Records from a collection of figures:
------------------------------------------------------------

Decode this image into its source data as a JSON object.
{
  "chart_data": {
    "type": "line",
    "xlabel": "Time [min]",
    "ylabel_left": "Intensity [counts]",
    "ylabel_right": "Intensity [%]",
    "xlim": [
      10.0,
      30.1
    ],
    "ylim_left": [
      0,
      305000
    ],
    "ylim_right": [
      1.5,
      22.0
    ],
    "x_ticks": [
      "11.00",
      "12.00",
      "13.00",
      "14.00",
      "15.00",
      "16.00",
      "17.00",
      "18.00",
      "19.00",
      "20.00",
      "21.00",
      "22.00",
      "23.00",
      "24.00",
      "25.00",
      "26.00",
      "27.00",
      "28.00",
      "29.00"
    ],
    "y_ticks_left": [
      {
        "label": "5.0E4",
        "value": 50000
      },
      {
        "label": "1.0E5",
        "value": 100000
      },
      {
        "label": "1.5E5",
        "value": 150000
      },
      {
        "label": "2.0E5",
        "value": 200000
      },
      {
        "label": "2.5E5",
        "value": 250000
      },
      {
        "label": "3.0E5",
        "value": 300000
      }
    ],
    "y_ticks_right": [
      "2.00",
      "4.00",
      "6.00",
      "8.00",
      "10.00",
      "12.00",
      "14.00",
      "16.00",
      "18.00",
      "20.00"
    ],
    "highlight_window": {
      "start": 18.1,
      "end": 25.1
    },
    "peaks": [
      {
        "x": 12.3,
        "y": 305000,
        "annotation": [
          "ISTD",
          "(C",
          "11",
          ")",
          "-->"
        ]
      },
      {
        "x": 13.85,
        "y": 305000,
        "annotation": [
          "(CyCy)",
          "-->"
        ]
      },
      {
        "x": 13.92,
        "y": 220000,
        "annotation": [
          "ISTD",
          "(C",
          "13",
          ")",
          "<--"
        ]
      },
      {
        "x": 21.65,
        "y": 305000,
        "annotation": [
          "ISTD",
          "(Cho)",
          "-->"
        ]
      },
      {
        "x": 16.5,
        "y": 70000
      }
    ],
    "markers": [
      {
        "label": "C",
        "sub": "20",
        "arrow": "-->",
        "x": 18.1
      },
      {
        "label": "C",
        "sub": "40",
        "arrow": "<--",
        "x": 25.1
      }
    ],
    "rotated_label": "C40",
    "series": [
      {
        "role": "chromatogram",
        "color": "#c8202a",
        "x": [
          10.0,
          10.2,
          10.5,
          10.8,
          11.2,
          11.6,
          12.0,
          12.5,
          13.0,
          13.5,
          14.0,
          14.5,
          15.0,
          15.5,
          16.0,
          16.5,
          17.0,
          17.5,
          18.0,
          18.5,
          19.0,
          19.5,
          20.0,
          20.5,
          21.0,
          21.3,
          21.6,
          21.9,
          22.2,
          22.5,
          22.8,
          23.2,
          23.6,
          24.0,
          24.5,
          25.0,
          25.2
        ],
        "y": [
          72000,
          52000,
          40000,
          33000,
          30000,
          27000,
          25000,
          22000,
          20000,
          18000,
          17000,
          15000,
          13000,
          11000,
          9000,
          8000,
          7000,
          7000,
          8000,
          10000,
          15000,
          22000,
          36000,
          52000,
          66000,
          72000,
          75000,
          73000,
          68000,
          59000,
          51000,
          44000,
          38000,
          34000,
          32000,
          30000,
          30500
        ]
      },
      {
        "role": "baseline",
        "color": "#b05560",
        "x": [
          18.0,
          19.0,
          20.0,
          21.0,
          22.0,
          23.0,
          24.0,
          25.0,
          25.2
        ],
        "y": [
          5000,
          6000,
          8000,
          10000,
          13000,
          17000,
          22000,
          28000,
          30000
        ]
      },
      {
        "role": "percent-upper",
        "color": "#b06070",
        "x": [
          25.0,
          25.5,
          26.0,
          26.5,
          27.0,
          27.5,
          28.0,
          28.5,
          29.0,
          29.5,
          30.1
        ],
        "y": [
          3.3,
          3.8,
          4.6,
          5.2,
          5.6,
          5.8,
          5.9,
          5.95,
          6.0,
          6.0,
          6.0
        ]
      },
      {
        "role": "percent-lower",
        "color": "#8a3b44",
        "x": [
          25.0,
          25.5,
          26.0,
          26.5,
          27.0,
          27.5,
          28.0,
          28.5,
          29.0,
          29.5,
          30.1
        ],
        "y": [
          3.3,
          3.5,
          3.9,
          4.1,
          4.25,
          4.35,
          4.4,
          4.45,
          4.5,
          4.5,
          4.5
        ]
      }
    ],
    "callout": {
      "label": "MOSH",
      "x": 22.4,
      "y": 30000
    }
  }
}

------------------------------------------------------------

• [Problem] Transcribe the whole listing exactly.

• [Answer to this problem]
Decode this image into its source data as a JSON object.
{
  "chart_data": {
    "type": "line",
    "xlabel": "Time [min]",
    "ylabel_left": "Intensity [counts]",
    "ylabel_right": "Intensity [%]",
    "xlim": [
      10.0,
      30.1
    ],
    "ylim_left": [
      0,
      305000
    ],
    "ylim_right": [
      1.5,
      22.0
    ],
    "x_ticks": [
      "11.00",
      "12.00",
      "13.00",
      "14.00",
      "15.00",
      "16.00",
      "17.00",
      "18.00",
      "19.00",
      "20.00",
      "21.00",
      "22.00",
      "23.00",
      "24.00",
      "25.00",
      "26.00",
      "27.00",
      "28.00",
      "29.00"
    ],
    "y_ticks_left": [
      {
        "label": "5.0E4",
        "value": 50000
      },
      {
        "label": "1.0E5",
        "value": 100000
      },
      {
        "label": "1.5E5",
        "value": 150000
      },
      {
        "label": "2.0E5",
        "value": 200000
      },
      {
        "label": "2.5E5",
        "value": 250000
      },
      {
        "label": "3.0E5",
        "value": 300000
      }
    ],
    "y_ticks_right": [
      "2.00",
      "4.00",
      "6.00",
      "8.00",
      "10.00",
      "12.00",
      "14.00",
      "16.00",
      "18.00",
      "20.00"
    ],
    "highlight_window": {
      "start": 18.1,
      "end": 25.1
    },
    "peaks": [
      {
        "x": 12.3,
        "y": 305000,
        "annotation": [
          "ISTD",
          "(C",
          "11",
          ")",
          "-->"
        ]
      },
      {
        "x": 13.85,
        "y": 305000,
        "annotation": [
          "(CyCy)",
          "-->"
        ]
      },
      {
        "x": 13.92,
        "y": 220000,
        "annotation": [
          "ISTD",
          "(C",
          "13",
          ")",
          "<--"
        ]
      },
      {
        "x": 21.65,
        "y": 305000,
        "annotation": [
          "ISTD",
          "(Cho)",
          "-->"
        ]
      },
      {
        "x": 16.5,
        "y": 70000
      }
    ],
    "markers": [
      {
        "label": "C",
        "sub": "20",
        "arrow": "-->",
        "x": 18.1
      },
      {
        "label": "C",
        "sub": "40",
        "arrow": "<--",
        "x": 25.1
      }
    ],
    "rotated_label": "C40",
    "series": [
      {
        "role": "chromatogram",
        "color": "#c8202a",
        "x": [
          10.0,
          10.2,
          10.5,
          10.8,
          11.2,
          11.6,
          12.0,
          12.5,
          13.0,
          13.5,
          14.0,
          14.5,
          15.0,
          15.5,
          16.0,
          16.5,
          17.0,
          17.5,
          18.0,
          18.5,
          19.0,
          19.5,
          20.0,
          20.5,
          21.0,
          21.3,
          21.6,
          21.9,
          22.2,
          22.5,
          22.8,
          23.2,
          23.6,
          24.0,
          24.5,
          25.0,
          25.2
        ],
        "y": [
          72000,
          52000,
          40000,
          33000,
          30000,
          27000,
          25000,
          22000,
          20000,
          18000,
          17000,
          15000,
          13000,
          11000,
          9000,
          8000,
          7000,
          7000,
          8000,
          10000,
          15000,
          22000,
          36000,
          52000,
          66000,
          72000,
          75000,
          73000,
          68000,
          59000,
          51000,
          44000,
          38000,
          34000,
          32000,
          30000,
          30500
        ]
      },
      {
        "role": "baseline",
        "color": "#b05560",
        "x": [
          18.0,
          19.0,
          20.0,
          21.0,
          22.0,
          23.0,
          24.0,
          25.0,
          25.2
        ],
        "y": [
          5000,
          6000,
          8000,
          10000,
          13000,
          17000,
          22000,
          28000,
          30000
        ]
      },
      {
        "role": "percent-upper",
        "color": "#b06070",
        "x": [
          25.0,
          25.5,
          26.0,
          26.5,
          27.0,
          27.5,
          28.0,
          28.5,
          29.0,
          29.5,
          30.1
        ],
        "y": [
          3.3,
          3.8,
          4.6,
          5.2,
          5.6,
          5.8,
          5.9,
          5.95,
          6.0,
          6.0,
          6.0
        ]
      },
      {
        "role": "percent-lower",
        "color": "#8a3b44",
        "x": [
          25.0,
          25.5,
          26.0,
          26.5,
          27.0,
          27.5,
          28.0,
          28.5,
          29.0,
          29.5,
          30.1
        ],
        "y": [
          3.3,
          3.5,
          3.9,
          4.1,
          4.25,
          4.35,
          4.4,
          4.45,
          4.5,
          4.5,
          4.5
        ]
      }
    ],
    "callout": {
      "label": "MOSH",
      "x": 22.4,
      "y": 30000
    }
  }
}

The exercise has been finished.